--- OBJECTIFS ---
**a)** Pour chaque affirmation, répondez par oui ou non selon qu'elle concorde ou non avec l'extrait sur les élections de Jefferson, et citez à l'identique les mots décisifs de l'extrait. (i) Jefferson remporte l'élection présidentielle de novembre 1796. (ii) La Constitution attribue à Jefferson la vice-présidence parce qu'il est arrivé second. (iii) En novembre 1800, Jefferson et Aaron Burr recueillent chacun 73 voix des grands électeurs.
**b)** Résumez en deux phrases l'extrait sur les élections de Jefferson.
**c)** Prolongez l'extrait sur les élections de Jefferson à partir de sa dernière phrase.

--- EXTRAIT DE PAGE ---

Candidat aux élections présidentielles de novembre 1796, Jefferson est battu de justesse par le terne John Adams, le candidat fédéraliste. En sa qualité de second, la Constitution lui vaut toutefois le poste de vice-président (cette disposition sera plus tard abrogée). Pendant les quatre années suivantes, Jefferson ne va avoir de cesse de s'opposer au Président, notamment sur ses lois à l'encontre des étrangers et sa diplomatie hostile à la France.
La politique des « des bons sentiments »
Lors de l'élection suivante, en novembre 1800, il affronte avec succès son rival fédéraliste John Adams mais se retrouve à égalité de voix avec l'autre candidat républicain-démocrate, le sénateur Aaron Burr, un homme peu recommandable dont le principal atout est de venir de la Nouvelle-Angleterre (l'État de New York). Les deux hommes ont chacun recueilli 73 voix des grands électeurs.

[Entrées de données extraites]
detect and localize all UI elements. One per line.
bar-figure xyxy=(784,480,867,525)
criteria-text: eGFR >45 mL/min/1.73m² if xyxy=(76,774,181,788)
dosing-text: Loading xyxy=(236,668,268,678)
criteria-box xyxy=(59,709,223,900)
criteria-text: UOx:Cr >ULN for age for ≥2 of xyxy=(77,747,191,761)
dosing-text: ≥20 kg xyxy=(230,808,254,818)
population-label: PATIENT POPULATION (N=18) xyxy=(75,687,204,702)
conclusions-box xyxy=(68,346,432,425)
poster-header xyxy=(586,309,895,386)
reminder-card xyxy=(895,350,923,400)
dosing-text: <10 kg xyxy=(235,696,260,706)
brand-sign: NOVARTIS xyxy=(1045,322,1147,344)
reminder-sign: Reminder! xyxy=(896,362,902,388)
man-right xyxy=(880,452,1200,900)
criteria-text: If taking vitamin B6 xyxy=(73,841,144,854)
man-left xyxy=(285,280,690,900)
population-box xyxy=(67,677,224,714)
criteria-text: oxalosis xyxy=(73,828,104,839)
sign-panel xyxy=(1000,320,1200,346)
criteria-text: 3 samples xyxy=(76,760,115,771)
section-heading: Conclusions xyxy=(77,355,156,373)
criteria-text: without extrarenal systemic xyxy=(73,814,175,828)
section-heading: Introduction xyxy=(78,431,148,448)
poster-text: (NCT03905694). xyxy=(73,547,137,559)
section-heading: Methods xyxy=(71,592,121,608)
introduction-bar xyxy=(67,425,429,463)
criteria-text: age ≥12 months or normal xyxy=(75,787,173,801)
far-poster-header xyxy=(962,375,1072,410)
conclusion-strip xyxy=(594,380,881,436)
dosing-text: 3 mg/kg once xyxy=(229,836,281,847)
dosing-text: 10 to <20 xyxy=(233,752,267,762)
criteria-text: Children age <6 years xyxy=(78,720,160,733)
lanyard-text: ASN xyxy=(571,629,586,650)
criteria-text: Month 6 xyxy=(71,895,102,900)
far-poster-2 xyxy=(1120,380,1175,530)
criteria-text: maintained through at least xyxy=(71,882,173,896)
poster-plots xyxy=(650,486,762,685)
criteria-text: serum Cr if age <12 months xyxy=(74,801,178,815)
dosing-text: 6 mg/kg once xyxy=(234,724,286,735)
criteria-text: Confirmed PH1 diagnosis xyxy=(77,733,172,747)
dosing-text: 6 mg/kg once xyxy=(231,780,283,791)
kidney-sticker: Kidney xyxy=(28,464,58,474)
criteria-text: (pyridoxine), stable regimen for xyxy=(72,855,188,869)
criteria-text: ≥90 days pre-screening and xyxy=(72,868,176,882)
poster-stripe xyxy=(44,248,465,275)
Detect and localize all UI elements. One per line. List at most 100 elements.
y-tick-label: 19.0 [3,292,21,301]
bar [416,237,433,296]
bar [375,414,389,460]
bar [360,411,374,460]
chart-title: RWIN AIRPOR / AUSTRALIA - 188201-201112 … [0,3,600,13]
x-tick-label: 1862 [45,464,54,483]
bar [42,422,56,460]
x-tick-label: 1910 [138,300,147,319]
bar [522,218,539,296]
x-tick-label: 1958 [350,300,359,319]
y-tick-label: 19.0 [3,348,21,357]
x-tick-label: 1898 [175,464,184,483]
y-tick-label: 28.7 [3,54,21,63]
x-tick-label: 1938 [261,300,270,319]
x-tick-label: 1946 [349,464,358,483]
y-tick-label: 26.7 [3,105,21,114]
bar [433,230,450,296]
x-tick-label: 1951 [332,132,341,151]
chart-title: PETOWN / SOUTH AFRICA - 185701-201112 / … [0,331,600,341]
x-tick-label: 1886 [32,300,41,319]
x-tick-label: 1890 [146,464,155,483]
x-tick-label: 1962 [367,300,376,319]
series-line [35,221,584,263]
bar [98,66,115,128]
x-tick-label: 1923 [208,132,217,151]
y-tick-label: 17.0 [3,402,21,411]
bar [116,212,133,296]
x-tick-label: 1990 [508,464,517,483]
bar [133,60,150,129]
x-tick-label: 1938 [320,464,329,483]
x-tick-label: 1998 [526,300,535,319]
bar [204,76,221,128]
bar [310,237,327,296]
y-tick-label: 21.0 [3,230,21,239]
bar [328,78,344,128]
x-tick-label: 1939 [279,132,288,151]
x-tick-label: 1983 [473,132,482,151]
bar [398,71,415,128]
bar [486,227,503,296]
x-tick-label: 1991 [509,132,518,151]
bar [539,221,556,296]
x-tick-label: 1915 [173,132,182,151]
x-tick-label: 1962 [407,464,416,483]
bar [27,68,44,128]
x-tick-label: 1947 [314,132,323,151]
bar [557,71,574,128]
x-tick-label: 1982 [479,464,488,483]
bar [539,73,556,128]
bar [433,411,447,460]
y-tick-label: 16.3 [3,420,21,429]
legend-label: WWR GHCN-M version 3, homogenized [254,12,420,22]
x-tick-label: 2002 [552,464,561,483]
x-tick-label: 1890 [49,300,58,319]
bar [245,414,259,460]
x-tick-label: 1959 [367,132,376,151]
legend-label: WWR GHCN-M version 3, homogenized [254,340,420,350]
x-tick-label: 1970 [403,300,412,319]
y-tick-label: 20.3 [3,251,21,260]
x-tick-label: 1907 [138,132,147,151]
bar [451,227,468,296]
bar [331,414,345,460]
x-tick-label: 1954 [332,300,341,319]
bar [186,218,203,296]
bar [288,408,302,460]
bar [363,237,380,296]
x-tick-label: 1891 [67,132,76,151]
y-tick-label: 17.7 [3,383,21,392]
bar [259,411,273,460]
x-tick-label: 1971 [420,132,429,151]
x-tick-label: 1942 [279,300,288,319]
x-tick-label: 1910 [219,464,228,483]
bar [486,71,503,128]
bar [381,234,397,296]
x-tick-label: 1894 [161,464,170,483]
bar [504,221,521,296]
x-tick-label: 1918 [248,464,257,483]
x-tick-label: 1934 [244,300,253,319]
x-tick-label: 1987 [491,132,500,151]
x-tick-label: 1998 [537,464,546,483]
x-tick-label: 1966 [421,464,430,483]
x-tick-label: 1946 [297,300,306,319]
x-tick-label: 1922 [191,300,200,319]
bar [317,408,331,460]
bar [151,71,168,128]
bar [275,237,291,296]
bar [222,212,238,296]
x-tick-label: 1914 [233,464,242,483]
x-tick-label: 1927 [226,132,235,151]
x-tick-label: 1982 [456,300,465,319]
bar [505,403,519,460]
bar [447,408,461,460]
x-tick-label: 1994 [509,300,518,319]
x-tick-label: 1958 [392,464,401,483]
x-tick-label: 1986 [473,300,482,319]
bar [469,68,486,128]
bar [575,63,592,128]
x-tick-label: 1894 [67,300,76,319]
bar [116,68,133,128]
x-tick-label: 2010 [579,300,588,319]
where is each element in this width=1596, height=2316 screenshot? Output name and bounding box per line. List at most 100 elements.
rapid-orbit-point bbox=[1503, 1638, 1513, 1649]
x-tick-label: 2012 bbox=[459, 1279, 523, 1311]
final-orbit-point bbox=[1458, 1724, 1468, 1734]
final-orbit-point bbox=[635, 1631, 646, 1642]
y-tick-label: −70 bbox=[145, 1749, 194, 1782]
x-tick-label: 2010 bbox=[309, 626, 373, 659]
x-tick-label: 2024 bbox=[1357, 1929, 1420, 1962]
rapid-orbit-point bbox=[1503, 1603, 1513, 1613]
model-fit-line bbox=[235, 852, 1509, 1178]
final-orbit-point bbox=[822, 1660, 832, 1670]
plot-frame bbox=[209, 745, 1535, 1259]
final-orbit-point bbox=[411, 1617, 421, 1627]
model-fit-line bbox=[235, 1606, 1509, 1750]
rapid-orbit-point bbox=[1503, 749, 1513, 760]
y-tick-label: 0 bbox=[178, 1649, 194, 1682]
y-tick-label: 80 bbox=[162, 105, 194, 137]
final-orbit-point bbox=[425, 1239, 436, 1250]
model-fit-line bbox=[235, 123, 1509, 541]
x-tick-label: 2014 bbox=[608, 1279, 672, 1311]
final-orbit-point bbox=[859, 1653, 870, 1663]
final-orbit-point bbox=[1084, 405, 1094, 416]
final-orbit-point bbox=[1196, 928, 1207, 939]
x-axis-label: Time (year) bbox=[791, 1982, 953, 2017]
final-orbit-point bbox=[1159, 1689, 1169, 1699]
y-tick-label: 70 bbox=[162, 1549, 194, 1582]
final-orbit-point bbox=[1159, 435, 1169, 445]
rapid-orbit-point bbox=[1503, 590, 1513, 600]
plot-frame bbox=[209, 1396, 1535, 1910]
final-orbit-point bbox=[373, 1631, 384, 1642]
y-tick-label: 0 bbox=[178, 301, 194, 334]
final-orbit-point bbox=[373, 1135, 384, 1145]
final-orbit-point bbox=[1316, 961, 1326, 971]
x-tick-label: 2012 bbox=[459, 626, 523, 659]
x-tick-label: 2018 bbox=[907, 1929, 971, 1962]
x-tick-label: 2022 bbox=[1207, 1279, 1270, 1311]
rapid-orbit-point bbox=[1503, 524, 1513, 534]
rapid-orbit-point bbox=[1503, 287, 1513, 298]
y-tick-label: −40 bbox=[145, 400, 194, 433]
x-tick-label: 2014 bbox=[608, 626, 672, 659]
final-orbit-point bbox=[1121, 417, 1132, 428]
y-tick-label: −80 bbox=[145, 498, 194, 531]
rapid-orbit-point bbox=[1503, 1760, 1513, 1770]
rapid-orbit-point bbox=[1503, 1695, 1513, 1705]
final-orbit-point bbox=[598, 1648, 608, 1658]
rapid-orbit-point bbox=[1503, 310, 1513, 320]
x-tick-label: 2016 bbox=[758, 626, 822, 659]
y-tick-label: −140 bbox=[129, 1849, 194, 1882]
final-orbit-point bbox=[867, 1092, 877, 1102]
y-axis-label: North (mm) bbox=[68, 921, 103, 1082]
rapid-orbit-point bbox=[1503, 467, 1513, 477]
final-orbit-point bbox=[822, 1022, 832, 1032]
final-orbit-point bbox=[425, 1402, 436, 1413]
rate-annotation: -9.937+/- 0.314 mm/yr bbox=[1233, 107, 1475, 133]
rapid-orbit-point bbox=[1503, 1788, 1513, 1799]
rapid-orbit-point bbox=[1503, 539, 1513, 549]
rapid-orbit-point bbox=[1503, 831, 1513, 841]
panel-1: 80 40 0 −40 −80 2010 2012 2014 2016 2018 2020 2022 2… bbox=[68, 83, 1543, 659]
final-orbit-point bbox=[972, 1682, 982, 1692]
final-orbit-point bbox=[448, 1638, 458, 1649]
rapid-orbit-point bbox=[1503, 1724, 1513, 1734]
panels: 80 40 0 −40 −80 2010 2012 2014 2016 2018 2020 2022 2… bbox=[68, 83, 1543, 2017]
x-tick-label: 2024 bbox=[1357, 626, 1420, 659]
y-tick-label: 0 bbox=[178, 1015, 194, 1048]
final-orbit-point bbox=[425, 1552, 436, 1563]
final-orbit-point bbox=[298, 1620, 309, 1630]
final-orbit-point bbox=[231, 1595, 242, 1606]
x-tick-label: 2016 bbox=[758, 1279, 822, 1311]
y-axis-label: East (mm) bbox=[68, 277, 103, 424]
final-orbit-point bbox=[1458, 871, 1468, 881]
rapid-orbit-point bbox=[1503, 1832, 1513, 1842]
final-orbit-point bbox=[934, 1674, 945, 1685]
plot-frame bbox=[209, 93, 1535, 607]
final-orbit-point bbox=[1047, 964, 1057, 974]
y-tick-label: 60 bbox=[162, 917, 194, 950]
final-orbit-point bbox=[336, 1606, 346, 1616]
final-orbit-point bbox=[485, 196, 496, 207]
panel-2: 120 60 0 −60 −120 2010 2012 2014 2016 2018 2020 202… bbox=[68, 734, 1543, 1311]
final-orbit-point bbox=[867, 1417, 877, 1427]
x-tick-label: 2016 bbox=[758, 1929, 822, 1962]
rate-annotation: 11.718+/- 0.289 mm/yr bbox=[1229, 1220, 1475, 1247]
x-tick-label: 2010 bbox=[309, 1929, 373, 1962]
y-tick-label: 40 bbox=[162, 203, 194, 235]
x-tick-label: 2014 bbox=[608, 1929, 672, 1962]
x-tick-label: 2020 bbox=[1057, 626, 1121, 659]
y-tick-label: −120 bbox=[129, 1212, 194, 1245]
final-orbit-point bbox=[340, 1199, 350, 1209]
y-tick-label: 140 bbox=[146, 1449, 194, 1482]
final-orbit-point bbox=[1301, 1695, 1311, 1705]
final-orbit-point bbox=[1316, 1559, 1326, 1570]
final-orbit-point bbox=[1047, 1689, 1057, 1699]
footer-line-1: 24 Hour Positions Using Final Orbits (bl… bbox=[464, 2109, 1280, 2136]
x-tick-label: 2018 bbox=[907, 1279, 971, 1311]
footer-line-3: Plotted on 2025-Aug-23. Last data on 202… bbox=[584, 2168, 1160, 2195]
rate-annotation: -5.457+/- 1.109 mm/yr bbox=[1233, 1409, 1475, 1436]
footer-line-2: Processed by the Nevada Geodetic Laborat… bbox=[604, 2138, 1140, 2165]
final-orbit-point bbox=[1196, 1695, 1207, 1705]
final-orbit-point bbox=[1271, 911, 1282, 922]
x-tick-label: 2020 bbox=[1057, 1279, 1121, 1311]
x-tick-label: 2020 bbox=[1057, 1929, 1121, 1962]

--- RÉPONSES PAR TÂCHE ---
**a)**
(i) Non : « Jefferson est battu de justesse par le terne John Adams, le candidat fédéraliste ».
(ii) Oui : « En sa qualité de second, la Constitution lui vaut toutefois le poste de vice-président ».
(iii) Oui : « Les deux hommes ont chacun recueilli 73 voix des grands électeurs. »

**b)** Battu de justesse par le fédéraliste John Adams en novembre 1796, Jefferson devient vice-président et s'oppose au Président pendant quatre ans, notamment sur ses lois à l'encontre des étrangers et sa diplomatie hostile à la France. En novembre 1800, il l'emporte sur Adams mais se retrouve à égalité avec le républicain-démocrate Aaron Burr, les deux hommes ayant chacun recueilli 73 voix des grands électeurs.

**c)**
Alexander Hamilton invite alors le Congrès à confirmer l'élection de Thomas Jefferson, qui est de toute évidence le plus honorable et le plus compétent pour la fonction. Son ouverture d'esprit lui coûtera la vie car il sera plus tard tué en duel par Aaron Burr !
Le nouveau président inaugure la nouvelle capitale fédérale, Washington, sur les bords du Potomac, mais en vertu de ses convictions rousseauistes, il donne d'emblée à l'institution présidentielle une simplicité toute démocratique, en rupture avec les traditions monarchiques du Vieux Continent. C'est ainsi que, le 4 mars 1801, jour de son investiture, il se rend à pied au Capitole, en tenue de ville et sans perruque ! Il supprime également les réceptions solennelles et renonce au discours annuel devant le Congrès, qui rappelle trop le discours du Trône du roi d'Angleterre.
Il nomme par ailleurs des républicains-démocrates aux fonctions ministérielles, parmi lesquels James Madison au Secrétariat d'État, et remplace une grande partie des six cents employés de l'exécutif par des fidèles de son parti. Il réduit les dépenses gouvernementales, supprime toutes les taxes, hormis les droits de douane, et abroge la loi contestée sur la naturalisation des étrangers : la durée requise de résidence passe de quatorze à cinq ans.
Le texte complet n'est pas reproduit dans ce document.